Give, as a bare number, the count of lines that contain the word "آزمایش".
---------------
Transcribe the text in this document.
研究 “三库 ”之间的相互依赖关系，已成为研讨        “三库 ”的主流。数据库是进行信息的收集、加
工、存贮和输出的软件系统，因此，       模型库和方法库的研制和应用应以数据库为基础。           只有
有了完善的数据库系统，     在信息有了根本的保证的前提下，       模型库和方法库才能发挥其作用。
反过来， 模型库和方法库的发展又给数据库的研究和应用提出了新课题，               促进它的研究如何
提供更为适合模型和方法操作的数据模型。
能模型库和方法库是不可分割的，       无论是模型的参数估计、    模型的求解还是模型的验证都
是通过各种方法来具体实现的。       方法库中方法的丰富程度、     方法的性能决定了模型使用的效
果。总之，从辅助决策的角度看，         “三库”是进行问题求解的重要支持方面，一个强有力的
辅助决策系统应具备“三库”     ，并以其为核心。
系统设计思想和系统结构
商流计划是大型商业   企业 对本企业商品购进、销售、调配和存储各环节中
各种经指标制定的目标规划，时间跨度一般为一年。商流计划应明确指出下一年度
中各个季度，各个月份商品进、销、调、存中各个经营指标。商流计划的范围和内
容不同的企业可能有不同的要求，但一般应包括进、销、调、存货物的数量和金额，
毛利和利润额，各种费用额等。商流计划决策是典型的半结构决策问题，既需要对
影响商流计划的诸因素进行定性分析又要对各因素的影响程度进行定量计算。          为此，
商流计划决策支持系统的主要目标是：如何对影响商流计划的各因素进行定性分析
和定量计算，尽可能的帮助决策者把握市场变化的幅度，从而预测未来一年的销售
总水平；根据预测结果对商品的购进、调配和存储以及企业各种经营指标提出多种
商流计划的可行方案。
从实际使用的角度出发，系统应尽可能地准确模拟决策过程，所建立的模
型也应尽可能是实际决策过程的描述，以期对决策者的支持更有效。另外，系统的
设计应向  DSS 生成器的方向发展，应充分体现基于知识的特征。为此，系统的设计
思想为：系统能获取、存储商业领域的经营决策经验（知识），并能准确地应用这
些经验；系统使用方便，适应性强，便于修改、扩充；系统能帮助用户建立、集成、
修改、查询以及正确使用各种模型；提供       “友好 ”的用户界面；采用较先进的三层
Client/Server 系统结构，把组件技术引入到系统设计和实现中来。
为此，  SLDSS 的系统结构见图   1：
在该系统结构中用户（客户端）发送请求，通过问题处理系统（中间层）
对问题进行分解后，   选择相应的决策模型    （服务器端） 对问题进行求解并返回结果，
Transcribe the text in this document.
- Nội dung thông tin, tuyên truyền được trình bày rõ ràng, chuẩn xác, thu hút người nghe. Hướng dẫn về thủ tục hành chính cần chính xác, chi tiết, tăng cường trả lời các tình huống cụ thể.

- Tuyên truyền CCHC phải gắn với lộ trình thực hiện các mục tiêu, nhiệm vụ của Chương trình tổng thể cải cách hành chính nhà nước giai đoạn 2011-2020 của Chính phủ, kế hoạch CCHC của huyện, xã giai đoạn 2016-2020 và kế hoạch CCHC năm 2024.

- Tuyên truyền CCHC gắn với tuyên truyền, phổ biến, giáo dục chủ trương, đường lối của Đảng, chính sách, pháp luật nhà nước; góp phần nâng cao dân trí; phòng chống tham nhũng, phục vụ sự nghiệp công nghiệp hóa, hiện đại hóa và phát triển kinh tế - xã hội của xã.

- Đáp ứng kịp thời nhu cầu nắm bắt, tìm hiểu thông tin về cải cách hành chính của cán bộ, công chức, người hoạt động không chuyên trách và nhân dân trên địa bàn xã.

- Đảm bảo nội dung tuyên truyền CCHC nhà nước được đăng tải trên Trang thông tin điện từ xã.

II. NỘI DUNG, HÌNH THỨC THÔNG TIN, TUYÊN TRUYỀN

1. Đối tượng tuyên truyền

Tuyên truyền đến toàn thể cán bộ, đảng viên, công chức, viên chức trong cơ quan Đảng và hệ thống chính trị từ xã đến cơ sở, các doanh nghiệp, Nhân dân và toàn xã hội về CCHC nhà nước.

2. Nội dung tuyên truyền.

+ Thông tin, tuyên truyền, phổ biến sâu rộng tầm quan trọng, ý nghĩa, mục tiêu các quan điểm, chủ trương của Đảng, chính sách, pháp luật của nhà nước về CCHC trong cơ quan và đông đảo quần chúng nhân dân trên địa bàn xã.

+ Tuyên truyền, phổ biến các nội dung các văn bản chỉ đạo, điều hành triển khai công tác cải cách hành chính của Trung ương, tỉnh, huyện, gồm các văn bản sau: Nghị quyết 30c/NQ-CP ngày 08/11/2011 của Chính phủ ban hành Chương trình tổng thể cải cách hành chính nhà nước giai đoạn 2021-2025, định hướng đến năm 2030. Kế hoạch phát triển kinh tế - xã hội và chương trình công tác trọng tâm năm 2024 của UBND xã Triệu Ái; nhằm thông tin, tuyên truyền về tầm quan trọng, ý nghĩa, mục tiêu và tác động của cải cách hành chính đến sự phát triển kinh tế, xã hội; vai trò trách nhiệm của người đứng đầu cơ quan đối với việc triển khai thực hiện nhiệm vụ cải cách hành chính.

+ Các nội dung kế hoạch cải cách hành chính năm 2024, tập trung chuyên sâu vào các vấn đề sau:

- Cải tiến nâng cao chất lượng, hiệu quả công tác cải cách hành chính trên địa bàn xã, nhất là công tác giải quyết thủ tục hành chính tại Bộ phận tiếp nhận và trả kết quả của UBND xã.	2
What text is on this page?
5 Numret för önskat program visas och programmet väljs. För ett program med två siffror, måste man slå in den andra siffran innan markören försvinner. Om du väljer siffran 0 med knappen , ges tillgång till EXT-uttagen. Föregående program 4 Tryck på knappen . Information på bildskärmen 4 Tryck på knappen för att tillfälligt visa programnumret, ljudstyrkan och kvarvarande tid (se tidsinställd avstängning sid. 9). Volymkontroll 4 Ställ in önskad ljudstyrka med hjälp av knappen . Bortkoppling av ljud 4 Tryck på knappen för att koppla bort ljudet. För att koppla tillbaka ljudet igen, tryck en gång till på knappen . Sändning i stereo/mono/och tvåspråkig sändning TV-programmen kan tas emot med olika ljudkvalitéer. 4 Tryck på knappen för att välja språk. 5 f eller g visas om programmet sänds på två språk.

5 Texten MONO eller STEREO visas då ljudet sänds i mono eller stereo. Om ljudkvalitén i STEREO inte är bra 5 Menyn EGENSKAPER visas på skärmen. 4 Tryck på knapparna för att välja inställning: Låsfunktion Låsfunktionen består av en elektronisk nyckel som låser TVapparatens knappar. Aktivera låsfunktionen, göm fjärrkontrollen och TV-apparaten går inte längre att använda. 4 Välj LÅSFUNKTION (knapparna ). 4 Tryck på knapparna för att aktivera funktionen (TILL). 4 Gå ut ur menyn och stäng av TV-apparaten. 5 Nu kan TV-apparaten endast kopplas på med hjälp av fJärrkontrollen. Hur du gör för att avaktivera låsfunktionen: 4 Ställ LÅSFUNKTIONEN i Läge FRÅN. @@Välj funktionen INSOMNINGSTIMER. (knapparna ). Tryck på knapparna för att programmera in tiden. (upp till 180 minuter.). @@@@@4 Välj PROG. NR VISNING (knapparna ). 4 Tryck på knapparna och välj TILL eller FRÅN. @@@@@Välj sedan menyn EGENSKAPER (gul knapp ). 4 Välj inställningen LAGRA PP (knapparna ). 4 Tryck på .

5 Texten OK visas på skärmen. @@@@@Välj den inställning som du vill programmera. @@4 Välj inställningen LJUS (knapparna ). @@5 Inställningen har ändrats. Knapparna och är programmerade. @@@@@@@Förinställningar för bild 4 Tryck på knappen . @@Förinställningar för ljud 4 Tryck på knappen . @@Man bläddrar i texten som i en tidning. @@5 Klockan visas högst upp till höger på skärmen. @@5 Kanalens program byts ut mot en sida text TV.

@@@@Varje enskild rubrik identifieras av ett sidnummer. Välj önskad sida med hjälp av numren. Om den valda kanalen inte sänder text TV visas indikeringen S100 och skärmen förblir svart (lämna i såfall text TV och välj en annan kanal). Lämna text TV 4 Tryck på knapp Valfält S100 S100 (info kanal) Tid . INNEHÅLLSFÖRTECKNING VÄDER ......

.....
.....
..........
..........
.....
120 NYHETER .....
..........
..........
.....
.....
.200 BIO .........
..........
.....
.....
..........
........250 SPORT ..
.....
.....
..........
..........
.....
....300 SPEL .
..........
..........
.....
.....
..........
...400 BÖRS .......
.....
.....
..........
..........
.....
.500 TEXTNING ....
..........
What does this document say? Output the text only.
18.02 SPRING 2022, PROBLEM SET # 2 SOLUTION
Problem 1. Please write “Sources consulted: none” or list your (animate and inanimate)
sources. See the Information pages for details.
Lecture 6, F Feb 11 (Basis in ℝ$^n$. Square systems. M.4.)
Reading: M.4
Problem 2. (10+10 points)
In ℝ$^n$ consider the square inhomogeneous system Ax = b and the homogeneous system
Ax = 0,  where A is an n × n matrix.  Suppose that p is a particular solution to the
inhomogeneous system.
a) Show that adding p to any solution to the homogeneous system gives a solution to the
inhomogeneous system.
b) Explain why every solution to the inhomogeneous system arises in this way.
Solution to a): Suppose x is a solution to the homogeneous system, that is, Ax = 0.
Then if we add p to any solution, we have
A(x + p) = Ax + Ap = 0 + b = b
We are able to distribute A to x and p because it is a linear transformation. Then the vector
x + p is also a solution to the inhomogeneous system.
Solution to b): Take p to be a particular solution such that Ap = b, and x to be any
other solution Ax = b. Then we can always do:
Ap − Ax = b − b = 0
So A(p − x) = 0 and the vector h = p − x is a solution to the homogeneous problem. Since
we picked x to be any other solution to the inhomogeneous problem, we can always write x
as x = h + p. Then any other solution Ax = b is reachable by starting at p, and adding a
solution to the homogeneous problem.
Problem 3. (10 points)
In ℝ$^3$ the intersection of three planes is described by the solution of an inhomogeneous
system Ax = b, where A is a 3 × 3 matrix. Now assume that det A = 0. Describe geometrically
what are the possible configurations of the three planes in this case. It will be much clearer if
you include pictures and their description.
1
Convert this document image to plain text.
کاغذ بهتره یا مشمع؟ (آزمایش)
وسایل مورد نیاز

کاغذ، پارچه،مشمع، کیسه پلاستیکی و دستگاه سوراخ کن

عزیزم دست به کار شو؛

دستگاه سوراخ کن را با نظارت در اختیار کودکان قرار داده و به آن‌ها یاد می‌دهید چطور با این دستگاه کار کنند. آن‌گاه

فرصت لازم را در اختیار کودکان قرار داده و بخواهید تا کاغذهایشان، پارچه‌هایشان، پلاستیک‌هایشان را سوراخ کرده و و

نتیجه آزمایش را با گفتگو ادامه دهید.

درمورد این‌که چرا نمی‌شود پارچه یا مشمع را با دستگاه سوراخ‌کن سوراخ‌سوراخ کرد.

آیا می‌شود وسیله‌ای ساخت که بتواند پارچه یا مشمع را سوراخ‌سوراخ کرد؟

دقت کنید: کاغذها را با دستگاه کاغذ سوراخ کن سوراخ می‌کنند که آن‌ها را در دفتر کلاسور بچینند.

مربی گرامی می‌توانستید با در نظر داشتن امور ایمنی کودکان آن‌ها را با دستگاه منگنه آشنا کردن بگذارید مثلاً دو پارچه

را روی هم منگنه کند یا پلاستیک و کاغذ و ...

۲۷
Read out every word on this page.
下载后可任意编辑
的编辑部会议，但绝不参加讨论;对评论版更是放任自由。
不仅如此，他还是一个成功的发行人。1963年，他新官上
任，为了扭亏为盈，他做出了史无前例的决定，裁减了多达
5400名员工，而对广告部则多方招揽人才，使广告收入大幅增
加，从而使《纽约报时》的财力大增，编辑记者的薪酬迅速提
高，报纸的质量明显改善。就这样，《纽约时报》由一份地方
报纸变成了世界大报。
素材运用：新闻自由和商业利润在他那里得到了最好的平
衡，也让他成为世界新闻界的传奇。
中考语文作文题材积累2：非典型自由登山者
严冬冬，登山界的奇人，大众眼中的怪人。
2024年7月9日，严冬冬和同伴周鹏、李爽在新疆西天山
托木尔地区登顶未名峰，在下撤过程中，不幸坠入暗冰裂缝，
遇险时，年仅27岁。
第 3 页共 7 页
---------------
### COMPLETE OUTPUT
2